━━ Data lines

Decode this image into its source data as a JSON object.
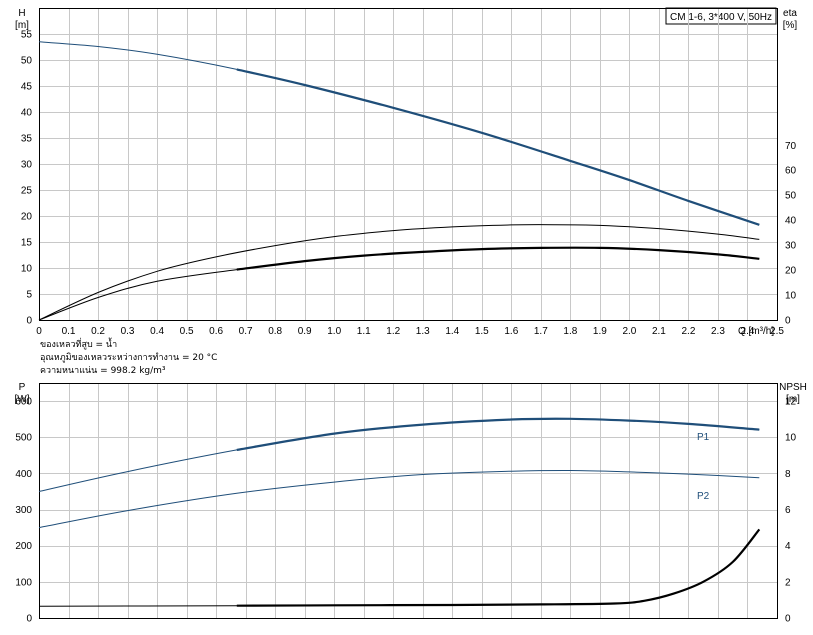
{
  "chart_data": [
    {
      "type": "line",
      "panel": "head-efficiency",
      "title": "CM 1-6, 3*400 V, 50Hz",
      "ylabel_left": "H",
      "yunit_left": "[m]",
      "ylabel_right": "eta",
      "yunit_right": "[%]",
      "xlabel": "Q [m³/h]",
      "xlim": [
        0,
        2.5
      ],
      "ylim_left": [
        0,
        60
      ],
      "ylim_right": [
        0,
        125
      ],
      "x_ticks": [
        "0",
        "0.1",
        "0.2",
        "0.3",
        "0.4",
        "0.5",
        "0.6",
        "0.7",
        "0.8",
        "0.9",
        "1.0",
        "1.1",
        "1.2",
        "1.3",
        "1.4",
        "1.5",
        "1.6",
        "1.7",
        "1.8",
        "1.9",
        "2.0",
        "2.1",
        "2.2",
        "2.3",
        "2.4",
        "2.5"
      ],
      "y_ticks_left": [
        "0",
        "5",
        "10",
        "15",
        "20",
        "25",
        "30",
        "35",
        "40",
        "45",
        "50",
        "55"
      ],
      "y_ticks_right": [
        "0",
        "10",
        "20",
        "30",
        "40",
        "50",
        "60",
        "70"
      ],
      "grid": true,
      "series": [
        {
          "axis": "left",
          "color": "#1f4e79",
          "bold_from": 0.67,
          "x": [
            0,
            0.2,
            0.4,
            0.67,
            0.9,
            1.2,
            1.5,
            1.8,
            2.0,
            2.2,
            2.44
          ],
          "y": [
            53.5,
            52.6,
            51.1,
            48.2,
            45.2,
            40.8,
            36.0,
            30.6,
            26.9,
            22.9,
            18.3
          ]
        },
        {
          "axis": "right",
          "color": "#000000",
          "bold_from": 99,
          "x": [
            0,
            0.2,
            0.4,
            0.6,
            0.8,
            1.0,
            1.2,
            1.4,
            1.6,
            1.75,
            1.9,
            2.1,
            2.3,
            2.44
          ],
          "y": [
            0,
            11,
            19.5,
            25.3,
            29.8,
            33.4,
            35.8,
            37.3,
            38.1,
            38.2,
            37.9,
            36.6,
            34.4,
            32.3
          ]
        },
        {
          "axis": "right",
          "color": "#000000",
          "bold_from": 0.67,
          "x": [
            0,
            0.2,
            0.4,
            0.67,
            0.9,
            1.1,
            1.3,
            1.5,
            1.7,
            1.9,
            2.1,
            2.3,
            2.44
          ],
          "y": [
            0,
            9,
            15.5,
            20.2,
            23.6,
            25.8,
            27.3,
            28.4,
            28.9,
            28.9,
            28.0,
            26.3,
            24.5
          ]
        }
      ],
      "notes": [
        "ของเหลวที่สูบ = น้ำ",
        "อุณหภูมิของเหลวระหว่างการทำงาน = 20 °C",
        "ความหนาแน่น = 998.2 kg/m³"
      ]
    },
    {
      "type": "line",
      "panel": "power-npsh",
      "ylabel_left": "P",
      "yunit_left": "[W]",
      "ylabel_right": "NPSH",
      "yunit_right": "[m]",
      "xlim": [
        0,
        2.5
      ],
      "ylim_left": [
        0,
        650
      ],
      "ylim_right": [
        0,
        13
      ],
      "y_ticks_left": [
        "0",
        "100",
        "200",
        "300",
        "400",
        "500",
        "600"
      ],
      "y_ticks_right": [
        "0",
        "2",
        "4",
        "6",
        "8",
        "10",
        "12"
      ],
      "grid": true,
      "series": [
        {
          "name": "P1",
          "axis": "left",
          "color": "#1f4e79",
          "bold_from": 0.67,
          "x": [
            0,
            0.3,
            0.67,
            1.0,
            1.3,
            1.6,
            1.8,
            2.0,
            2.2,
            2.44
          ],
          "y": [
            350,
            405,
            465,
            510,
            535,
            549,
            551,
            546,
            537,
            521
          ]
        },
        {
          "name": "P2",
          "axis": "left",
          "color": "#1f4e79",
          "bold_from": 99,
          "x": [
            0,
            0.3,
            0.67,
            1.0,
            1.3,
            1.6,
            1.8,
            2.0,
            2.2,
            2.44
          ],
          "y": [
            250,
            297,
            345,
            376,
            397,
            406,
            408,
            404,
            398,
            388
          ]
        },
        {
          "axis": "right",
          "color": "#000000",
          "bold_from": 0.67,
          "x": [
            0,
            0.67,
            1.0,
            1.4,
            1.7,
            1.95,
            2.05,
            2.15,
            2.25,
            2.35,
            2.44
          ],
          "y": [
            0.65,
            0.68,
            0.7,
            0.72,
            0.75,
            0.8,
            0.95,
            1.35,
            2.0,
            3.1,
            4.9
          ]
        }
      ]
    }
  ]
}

━━━━

## Prompt
Copy every line above that holds the word "panel".

## Answer below
      "panel": "head-efficiency",
      "panel": "power-npsh",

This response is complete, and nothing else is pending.